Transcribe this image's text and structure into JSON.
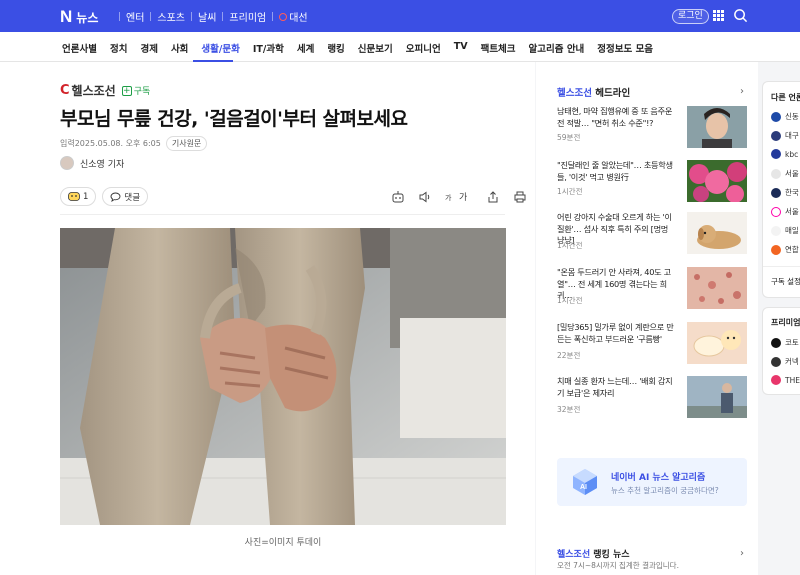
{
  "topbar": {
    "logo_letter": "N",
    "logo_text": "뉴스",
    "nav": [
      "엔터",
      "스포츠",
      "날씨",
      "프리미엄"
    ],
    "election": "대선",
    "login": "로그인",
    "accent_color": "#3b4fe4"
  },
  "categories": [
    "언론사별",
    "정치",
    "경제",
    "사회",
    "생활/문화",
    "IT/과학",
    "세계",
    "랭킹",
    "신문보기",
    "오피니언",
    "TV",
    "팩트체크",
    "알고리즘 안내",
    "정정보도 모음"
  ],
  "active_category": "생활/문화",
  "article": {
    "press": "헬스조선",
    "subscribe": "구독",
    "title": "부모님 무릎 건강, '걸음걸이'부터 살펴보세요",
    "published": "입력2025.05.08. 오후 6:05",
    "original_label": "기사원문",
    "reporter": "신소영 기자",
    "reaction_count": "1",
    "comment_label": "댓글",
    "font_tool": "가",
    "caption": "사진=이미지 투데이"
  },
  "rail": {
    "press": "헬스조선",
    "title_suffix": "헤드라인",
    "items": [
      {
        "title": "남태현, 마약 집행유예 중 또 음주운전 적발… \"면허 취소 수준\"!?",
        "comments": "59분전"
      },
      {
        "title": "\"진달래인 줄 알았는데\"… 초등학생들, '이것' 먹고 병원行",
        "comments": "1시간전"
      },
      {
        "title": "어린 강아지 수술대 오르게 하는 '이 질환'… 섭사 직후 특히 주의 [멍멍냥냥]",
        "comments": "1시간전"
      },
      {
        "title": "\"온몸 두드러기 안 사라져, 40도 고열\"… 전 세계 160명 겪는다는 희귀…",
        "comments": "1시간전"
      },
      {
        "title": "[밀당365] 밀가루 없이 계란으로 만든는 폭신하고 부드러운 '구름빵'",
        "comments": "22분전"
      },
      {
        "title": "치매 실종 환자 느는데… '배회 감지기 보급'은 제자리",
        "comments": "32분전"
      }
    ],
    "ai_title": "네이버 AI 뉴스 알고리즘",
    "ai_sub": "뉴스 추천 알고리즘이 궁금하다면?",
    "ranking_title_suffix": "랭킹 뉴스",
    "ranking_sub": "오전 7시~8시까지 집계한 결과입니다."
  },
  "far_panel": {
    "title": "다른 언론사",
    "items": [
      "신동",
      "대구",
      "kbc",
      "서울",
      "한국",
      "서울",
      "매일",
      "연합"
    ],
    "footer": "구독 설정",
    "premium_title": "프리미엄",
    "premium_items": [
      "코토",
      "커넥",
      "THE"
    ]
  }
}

...

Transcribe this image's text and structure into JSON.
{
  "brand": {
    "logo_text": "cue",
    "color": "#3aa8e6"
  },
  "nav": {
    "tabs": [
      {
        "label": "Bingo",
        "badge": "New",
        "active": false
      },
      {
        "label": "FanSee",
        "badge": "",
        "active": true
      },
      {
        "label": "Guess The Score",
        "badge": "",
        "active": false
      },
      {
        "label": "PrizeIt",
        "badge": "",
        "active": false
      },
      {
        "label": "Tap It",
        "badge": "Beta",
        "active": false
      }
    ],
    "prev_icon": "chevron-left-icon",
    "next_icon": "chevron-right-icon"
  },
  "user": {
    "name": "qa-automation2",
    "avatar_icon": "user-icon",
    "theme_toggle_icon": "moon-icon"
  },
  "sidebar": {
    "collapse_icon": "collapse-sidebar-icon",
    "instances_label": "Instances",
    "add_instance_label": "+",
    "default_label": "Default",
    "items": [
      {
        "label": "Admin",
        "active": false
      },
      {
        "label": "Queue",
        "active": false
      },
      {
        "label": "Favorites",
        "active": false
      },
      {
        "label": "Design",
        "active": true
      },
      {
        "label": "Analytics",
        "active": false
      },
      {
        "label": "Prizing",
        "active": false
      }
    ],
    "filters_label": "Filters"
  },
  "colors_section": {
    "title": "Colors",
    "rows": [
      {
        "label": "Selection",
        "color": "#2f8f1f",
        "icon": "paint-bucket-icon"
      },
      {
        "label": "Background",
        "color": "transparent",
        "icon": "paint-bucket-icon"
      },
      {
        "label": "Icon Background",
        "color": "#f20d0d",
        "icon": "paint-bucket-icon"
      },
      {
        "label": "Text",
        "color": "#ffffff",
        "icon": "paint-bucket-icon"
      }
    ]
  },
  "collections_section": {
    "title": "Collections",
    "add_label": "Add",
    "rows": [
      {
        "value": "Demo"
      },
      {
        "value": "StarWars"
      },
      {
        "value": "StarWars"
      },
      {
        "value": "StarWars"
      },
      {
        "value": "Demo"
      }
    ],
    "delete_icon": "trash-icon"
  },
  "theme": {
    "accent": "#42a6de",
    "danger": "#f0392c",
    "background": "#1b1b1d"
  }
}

● Description of the task: Extract every line containing the string "chevron" from the material.

● The answer:
    "prev_icon": "chevron-left-icon",
    "next_icon": "chevron-right-icon"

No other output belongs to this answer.